- _JOB_
List all lines of the data that include the string "Bloomberg".

- _PROVIDED INFORMATION_
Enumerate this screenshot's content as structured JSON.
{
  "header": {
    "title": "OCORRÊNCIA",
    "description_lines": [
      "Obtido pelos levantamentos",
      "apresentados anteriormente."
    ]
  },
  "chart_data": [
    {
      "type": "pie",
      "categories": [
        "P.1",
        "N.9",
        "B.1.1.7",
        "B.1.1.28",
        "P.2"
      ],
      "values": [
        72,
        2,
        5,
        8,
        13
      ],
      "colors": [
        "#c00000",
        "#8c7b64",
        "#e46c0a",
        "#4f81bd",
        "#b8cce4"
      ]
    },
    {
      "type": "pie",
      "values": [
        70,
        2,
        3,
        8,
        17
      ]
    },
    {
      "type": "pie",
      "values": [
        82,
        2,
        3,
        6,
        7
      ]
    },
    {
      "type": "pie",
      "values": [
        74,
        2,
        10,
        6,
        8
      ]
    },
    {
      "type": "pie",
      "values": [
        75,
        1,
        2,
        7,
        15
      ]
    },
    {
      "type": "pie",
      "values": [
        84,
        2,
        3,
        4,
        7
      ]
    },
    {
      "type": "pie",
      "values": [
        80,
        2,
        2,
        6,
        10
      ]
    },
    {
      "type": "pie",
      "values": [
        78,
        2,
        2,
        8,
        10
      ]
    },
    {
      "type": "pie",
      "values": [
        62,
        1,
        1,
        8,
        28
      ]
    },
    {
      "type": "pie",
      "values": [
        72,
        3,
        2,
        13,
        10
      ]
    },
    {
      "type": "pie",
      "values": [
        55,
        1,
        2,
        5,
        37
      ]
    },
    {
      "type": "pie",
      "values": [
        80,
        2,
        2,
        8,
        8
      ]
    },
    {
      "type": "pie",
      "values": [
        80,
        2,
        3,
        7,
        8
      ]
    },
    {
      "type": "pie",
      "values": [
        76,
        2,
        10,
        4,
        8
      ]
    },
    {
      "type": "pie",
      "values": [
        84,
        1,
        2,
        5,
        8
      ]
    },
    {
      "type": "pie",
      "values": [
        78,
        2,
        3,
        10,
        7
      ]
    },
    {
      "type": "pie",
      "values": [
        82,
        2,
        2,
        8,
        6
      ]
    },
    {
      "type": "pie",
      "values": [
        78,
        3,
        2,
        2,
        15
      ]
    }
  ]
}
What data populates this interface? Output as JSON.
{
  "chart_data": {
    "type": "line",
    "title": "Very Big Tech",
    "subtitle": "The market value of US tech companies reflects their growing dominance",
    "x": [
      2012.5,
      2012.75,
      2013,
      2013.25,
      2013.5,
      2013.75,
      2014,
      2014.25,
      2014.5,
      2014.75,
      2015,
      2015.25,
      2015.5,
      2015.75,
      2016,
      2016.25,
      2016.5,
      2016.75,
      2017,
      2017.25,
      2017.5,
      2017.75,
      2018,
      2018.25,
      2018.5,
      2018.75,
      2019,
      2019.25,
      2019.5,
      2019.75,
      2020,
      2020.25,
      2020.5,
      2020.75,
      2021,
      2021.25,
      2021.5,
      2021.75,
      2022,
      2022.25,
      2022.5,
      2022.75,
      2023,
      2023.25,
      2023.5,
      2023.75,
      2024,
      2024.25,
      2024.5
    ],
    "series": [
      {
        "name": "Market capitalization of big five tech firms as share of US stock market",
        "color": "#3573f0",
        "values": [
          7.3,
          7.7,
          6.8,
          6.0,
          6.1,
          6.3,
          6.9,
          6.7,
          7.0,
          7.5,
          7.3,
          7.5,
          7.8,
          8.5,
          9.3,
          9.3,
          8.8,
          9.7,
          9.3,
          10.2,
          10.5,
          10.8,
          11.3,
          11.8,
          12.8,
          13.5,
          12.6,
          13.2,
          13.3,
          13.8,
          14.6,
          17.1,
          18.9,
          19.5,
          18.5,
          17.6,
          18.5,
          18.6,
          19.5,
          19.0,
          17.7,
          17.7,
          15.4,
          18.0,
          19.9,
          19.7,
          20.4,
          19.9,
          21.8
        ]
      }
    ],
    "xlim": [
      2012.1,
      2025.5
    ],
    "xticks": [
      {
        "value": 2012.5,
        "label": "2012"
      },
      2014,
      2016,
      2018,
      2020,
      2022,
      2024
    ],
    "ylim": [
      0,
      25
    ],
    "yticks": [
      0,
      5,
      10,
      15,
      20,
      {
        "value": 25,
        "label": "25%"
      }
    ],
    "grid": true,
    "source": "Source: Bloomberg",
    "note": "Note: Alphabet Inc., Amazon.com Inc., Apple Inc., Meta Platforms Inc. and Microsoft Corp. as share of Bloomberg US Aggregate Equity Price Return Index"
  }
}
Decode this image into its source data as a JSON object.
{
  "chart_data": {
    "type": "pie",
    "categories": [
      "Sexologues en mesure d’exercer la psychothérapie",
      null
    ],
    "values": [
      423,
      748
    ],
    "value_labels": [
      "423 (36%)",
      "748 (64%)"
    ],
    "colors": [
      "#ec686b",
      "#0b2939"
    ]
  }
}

- _EXERCISE RESPONSE_
    "source": "Source: Bloomberg",
    "note": "Note: Alphabet Inc., Amazon.com Inc., Apple Inc., Meta Platforms Inc. and Microsoft Corp. as share of Bloomberg US Aggregate Equity Price Return Index"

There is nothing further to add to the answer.